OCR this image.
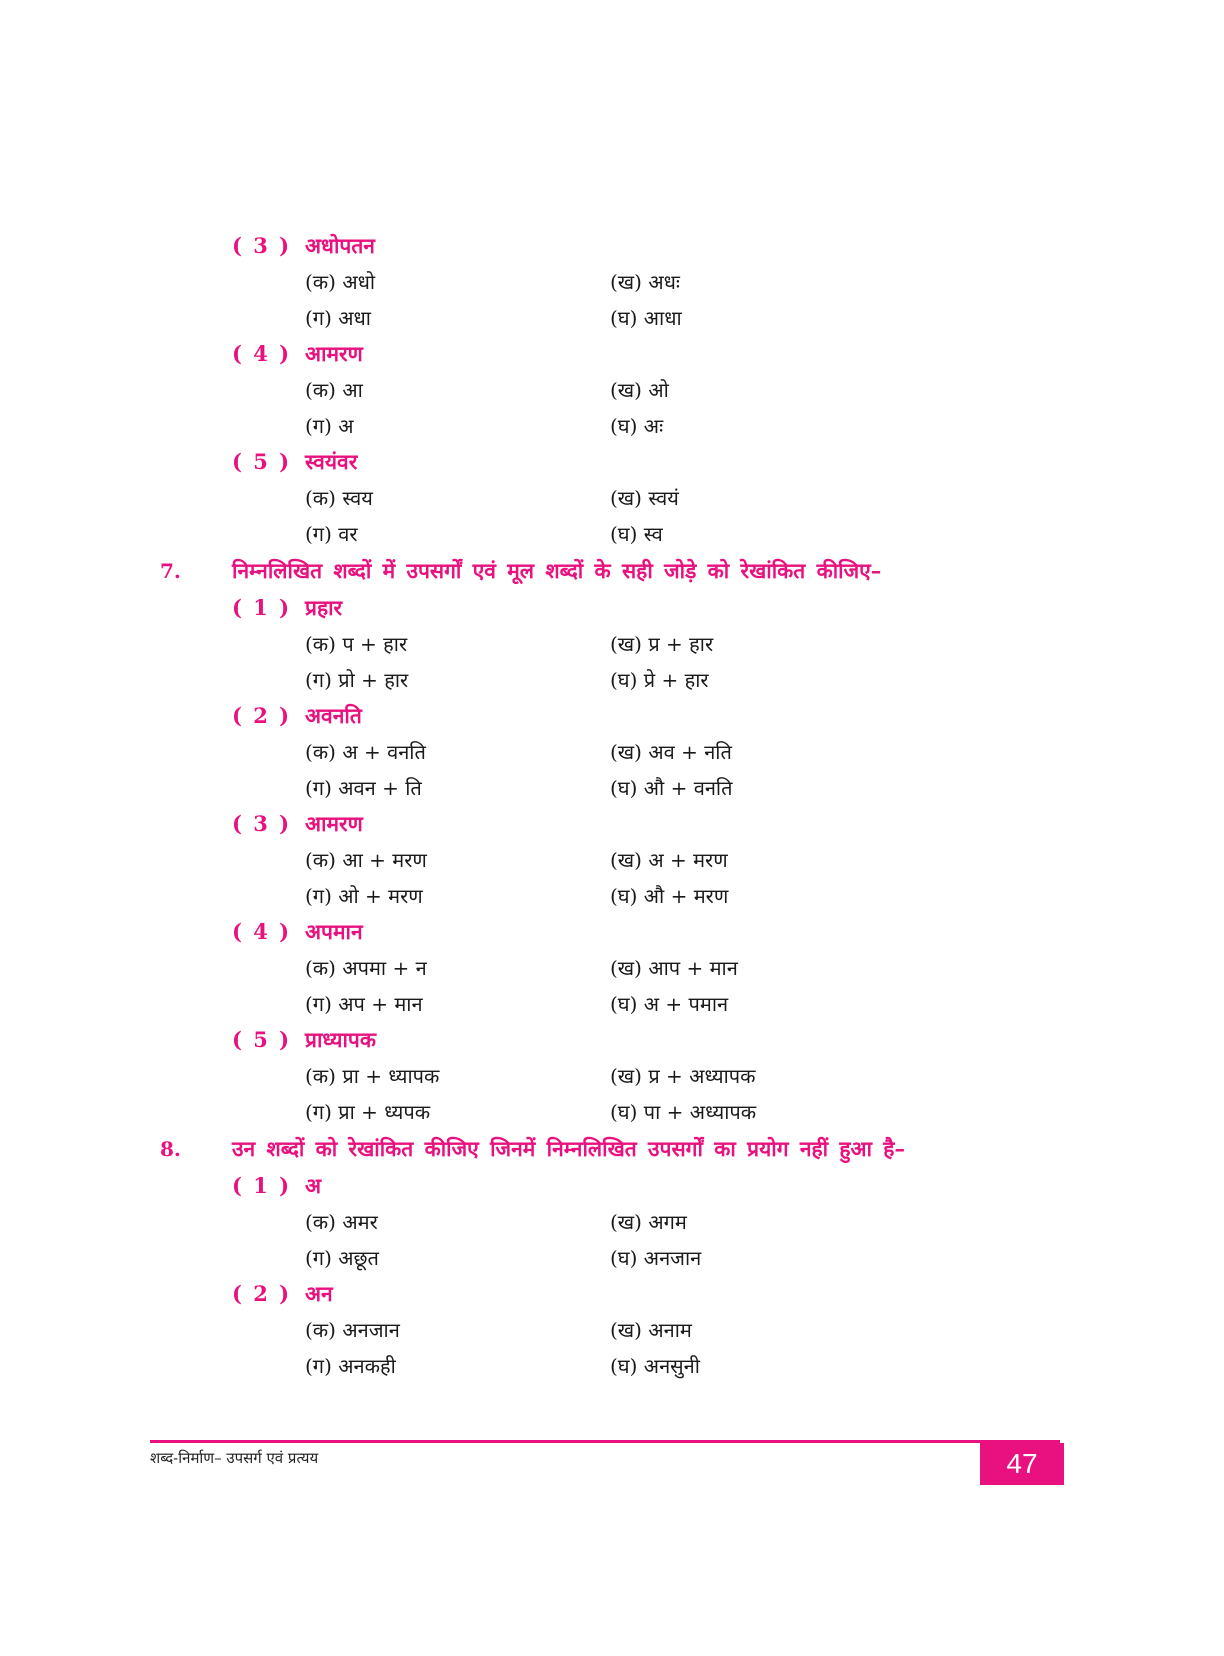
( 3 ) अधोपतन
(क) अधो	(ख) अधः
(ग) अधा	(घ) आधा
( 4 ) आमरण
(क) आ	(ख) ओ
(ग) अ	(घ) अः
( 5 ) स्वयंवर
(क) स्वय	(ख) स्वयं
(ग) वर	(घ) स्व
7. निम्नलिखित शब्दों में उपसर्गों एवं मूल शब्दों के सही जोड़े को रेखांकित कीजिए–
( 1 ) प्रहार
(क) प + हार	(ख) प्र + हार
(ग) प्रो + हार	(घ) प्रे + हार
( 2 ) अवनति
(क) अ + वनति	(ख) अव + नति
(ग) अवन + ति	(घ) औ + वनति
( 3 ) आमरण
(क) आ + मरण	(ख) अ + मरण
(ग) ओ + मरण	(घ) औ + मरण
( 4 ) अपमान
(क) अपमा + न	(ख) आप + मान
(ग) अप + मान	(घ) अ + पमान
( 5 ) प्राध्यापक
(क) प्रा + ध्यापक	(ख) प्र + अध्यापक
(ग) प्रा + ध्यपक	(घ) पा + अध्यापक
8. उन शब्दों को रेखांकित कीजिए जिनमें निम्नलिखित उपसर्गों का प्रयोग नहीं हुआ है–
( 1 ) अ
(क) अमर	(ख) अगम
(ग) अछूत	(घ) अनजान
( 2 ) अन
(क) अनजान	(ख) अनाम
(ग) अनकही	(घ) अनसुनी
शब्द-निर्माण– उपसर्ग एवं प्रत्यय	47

◆ Exercise requirements:
Give the count of lines in the data above that hold the string "उपसर", with no additional words.

◆ Final answer:
3